Task to complete:
Extract each line containing the string "name".

___ Input records ___

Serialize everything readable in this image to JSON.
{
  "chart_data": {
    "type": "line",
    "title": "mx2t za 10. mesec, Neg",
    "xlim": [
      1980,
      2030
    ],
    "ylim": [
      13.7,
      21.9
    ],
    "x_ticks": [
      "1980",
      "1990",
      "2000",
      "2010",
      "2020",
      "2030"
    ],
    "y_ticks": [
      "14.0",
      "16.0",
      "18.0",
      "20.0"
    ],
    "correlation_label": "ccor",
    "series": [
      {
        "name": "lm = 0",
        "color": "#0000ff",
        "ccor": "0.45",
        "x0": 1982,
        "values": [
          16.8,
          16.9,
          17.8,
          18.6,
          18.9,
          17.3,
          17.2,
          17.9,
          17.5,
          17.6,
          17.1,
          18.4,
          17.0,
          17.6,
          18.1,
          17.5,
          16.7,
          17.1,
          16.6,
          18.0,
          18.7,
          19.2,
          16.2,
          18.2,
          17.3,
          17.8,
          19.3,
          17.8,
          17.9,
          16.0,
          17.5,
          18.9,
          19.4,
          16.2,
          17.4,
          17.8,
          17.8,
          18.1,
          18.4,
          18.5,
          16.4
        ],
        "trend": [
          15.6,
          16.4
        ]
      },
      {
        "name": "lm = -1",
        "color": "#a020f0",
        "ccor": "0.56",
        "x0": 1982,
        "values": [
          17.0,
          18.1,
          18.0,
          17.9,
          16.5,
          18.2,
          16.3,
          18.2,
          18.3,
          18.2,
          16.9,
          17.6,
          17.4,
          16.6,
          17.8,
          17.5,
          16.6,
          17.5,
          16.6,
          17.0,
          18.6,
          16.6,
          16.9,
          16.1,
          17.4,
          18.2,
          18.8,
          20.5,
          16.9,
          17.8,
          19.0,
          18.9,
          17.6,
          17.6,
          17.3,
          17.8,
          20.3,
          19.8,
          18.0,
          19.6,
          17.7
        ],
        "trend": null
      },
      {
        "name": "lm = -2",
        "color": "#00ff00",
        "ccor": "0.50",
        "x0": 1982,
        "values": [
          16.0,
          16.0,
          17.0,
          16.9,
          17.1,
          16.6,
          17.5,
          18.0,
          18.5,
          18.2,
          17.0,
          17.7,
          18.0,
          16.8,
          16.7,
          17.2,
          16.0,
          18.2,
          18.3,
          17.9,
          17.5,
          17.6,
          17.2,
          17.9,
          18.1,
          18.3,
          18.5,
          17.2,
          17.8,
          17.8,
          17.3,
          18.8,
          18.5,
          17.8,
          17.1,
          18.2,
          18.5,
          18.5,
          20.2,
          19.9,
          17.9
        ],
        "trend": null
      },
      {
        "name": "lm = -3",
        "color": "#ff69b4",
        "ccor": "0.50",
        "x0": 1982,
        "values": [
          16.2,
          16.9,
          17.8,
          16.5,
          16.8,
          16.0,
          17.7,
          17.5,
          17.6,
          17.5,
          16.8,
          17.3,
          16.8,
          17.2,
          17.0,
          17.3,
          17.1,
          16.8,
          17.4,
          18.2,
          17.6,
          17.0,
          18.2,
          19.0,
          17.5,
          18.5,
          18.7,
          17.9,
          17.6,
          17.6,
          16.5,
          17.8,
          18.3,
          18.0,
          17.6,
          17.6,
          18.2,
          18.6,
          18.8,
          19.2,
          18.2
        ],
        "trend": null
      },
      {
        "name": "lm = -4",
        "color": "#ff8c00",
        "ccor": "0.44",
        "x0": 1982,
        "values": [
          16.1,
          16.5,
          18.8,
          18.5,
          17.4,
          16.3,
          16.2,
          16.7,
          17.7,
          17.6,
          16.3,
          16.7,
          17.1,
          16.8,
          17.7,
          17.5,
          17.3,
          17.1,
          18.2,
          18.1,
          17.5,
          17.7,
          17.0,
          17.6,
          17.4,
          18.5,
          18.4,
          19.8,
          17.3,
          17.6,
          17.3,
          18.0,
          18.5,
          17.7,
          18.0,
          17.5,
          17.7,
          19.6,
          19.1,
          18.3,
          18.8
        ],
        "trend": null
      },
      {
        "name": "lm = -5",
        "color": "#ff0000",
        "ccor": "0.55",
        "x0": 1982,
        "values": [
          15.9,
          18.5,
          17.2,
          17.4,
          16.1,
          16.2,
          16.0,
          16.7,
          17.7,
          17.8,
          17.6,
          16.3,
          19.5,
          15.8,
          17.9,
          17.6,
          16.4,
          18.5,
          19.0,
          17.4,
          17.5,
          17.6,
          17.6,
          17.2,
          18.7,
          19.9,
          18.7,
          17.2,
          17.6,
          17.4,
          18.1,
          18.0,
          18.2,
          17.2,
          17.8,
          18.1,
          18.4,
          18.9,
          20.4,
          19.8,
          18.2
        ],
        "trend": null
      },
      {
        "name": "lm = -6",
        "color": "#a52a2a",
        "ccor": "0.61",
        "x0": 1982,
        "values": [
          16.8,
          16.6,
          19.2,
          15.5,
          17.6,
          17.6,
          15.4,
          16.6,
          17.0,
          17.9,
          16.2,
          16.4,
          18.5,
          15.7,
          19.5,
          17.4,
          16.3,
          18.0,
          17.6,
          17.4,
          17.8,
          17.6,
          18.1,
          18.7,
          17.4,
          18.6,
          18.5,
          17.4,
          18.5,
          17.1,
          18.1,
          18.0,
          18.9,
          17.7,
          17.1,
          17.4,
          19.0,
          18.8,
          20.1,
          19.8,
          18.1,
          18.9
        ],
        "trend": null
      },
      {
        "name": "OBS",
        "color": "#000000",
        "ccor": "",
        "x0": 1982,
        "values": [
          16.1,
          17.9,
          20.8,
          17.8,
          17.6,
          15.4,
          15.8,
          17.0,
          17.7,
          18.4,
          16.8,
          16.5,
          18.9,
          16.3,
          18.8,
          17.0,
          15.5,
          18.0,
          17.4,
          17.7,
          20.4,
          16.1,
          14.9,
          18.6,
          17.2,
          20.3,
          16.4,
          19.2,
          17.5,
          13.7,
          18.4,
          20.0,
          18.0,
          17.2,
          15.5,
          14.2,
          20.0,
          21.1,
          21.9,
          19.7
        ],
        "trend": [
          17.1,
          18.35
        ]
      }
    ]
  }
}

___
___ Input records ___

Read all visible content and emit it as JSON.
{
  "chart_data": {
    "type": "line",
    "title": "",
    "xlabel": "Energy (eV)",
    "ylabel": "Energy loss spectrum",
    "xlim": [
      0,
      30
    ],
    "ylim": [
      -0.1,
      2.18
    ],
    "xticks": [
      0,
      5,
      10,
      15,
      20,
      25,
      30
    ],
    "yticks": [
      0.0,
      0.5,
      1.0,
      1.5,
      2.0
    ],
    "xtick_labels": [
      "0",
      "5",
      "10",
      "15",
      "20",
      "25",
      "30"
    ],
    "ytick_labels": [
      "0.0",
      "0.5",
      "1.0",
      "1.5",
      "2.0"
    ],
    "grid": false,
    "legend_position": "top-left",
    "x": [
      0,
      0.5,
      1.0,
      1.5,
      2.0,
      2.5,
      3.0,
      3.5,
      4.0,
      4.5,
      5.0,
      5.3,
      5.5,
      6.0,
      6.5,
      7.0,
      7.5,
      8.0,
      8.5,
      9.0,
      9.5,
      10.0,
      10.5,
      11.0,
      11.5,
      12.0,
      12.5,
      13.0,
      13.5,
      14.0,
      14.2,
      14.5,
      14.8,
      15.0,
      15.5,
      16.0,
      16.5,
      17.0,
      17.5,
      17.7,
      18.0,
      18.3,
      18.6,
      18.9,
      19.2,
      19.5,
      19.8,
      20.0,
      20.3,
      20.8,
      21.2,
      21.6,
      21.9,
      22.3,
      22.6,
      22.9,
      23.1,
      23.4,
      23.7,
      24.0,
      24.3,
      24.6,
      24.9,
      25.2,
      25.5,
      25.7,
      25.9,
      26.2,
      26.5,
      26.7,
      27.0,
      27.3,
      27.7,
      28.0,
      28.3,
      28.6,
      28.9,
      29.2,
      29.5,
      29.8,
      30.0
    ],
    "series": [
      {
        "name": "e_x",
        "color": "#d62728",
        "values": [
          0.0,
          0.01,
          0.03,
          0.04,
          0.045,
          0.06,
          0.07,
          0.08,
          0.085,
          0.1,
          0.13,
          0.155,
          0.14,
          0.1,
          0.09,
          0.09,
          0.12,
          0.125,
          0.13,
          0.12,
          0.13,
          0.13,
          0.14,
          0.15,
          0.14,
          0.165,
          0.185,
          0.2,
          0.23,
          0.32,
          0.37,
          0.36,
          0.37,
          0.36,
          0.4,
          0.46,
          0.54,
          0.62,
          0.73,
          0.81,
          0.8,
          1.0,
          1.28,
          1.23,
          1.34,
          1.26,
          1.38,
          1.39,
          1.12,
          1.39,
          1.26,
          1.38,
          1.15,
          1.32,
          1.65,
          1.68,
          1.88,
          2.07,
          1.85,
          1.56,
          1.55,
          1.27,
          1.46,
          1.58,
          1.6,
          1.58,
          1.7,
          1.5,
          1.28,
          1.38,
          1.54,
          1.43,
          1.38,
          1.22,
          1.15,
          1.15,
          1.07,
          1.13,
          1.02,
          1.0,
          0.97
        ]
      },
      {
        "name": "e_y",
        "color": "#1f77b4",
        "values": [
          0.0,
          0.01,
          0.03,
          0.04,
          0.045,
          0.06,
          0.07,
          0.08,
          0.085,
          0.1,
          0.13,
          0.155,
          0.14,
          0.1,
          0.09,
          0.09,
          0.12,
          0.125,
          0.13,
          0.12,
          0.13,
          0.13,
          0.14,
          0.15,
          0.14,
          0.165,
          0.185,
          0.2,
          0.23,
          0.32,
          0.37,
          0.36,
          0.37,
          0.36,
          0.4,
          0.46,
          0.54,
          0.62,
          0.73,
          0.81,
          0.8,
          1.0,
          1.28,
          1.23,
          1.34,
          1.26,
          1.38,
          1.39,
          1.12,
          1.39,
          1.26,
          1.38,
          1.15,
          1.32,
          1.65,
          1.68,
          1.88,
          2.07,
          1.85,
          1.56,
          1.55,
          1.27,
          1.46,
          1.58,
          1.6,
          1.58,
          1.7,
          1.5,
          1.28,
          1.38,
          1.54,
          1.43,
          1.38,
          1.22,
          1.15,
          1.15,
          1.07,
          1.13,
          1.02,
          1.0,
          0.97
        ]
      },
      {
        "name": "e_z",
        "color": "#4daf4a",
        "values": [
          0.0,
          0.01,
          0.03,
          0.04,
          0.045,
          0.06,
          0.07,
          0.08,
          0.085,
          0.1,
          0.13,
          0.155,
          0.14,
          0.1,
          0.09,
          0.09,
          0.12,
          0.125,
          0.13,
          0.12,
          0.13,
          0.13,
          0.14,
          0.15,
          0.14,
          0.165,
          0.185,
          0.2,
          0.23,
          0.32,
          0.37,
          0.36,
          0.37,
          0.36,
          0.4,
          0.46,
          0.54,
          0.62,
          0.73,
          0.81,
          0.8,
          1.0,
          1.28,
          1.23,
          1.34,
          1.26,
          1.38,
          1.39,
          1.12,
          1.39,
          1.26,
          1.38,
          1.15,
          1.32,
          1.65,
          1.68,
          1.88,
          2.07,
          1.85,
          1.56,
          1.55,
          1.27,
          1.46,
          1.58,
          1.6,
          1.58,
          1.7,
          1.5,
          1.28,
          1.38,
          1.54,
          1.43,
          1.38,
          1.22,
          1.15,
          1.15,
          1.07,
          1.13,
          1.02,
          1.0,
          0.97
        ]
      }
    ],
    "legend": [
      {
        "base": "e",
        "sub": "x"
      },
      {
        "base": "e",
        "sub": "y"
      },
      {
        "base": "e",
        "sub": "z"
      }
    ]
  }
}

___

Result of the task:
        "name": "lm = 0",
        "name": "lm = -1",
        "name": "lm = -2",
        "name": "lm = -3",
        "name": "lm = -4",
        "name": "lm = -5",
        "name": "lm = -6",
        "name": "OBS",
        "name": "e_x",
        "name": "e_y",
        "name": "e_z",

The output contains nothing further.